WHAT THE EXERCISE ASKS:
Every line that includes the word "instructions" is to be listed.

DATA EXCERPTS:

□ □ □ □

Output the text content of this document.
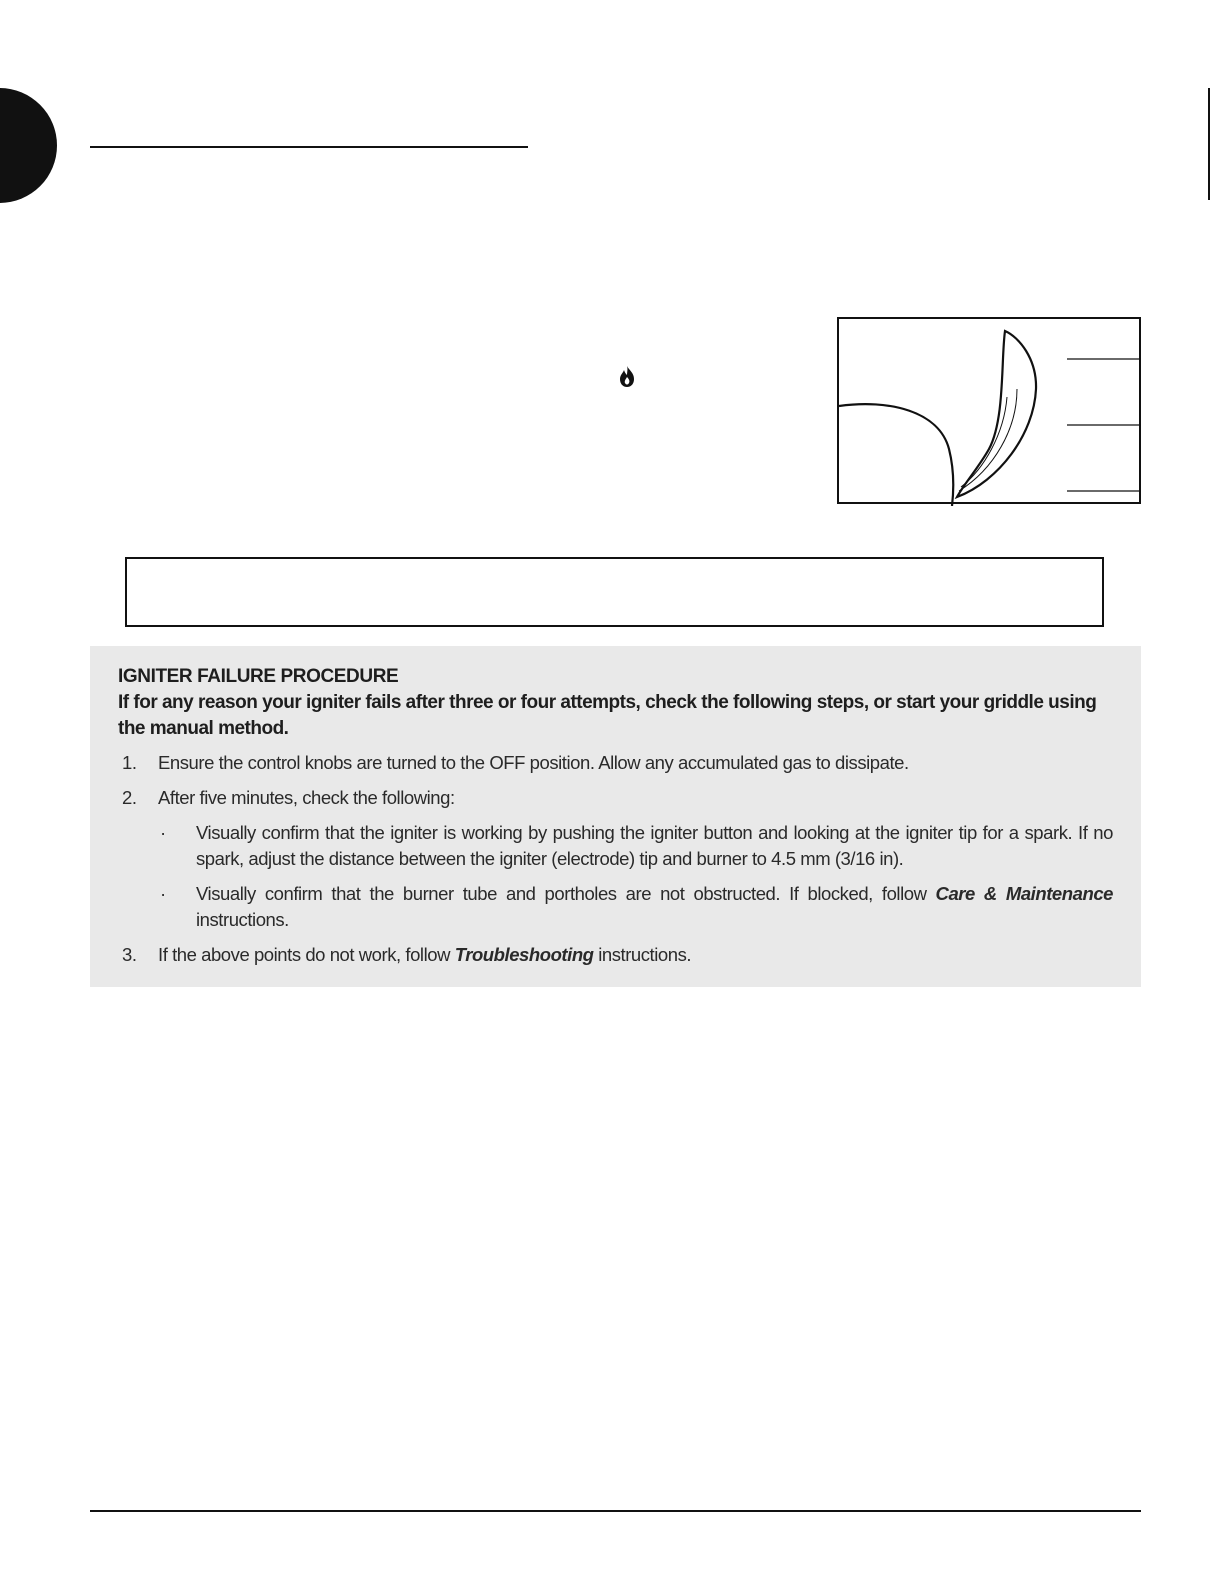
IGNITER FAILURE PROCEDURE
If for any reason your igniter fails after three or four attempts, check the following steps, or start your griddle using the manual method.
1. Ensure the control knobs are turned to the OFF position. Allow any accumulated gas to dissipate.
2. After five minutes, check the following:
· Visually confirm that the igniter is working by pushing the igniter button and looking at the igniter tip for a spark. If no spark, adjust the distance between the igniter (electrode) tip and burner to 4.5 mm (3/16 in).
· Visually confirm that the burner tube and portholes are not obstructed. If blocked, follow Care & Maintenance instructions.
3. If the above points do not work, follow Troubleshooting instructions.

□ □ □ □

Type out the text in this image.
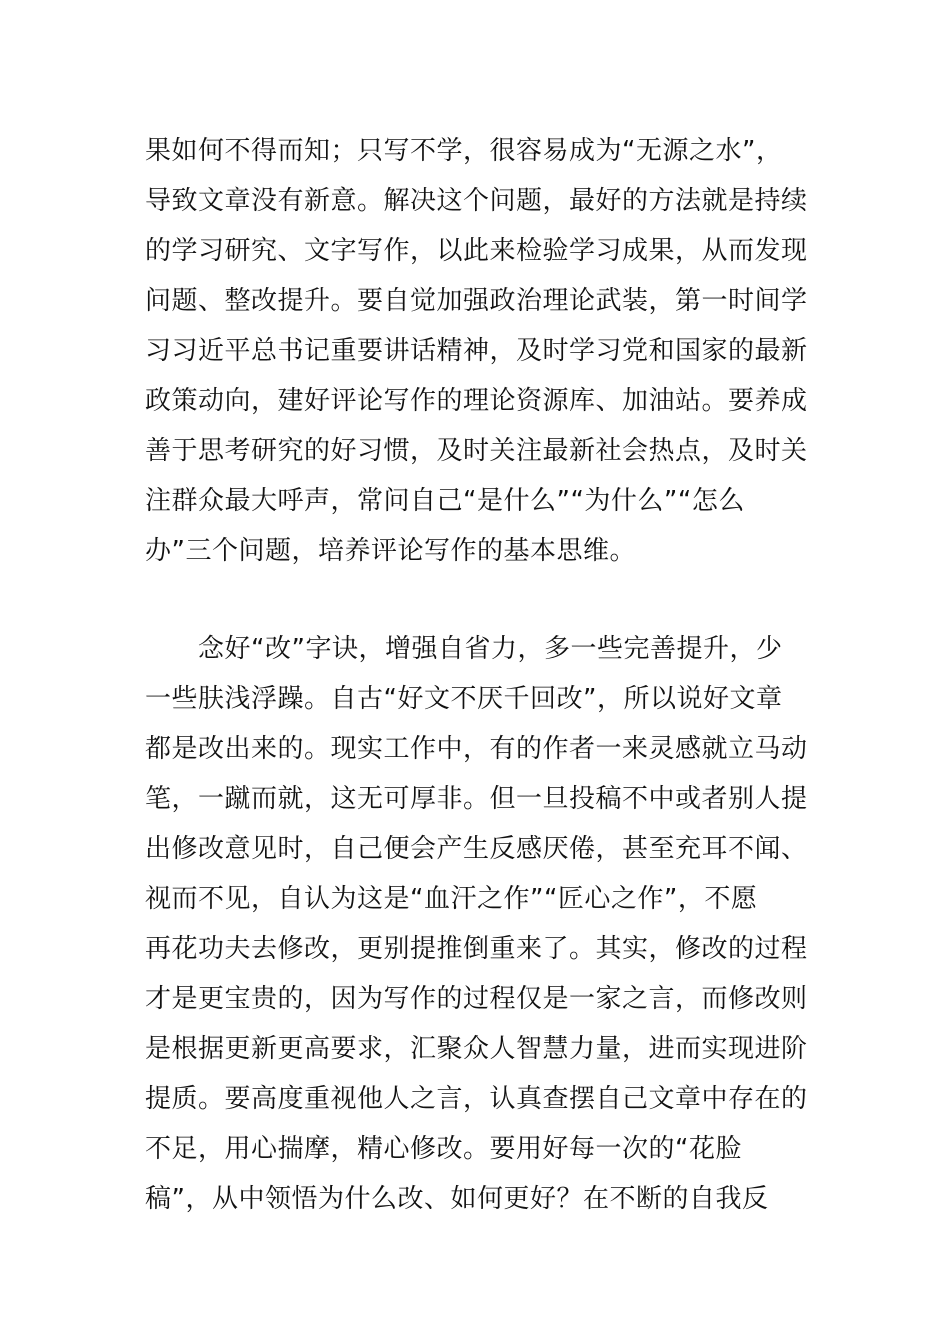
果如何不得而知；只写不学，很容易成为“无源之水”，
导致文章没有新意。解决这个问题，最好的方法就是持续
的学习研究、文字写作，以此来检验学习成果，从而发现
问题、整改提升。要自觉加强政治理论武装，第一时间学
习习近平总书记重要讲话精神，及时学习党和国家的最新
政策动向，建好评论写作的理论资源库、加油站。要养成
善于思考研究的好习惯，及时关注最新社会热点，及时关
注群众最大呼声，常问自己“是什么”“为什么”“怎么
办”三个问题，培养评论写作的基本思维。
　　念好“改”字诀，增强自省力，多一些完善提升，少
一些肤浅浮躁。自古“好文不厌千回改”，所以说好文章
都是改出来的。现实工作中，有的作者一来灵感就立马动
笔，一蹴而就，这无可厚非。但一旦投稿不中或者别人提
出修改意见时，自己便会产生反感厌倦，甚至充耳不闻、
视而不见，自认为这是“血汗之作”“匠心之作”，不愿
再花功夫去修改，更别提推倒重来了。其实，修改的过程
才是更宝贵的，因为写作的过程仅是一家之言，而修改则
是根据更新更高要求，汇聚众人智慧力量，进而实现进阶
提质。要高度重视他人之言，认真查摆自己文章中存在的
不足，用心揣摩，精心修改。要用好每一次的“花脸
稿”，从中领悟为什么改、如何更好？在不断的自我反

□ □ □ □

REPLY TO THE EXERCISE:
· Visually confirm that the burner tube and portholes are not obstructed. If blocked, follow Care & Maintenance instructions.
3. If the above points do not work, follow Troubleshooting instructions.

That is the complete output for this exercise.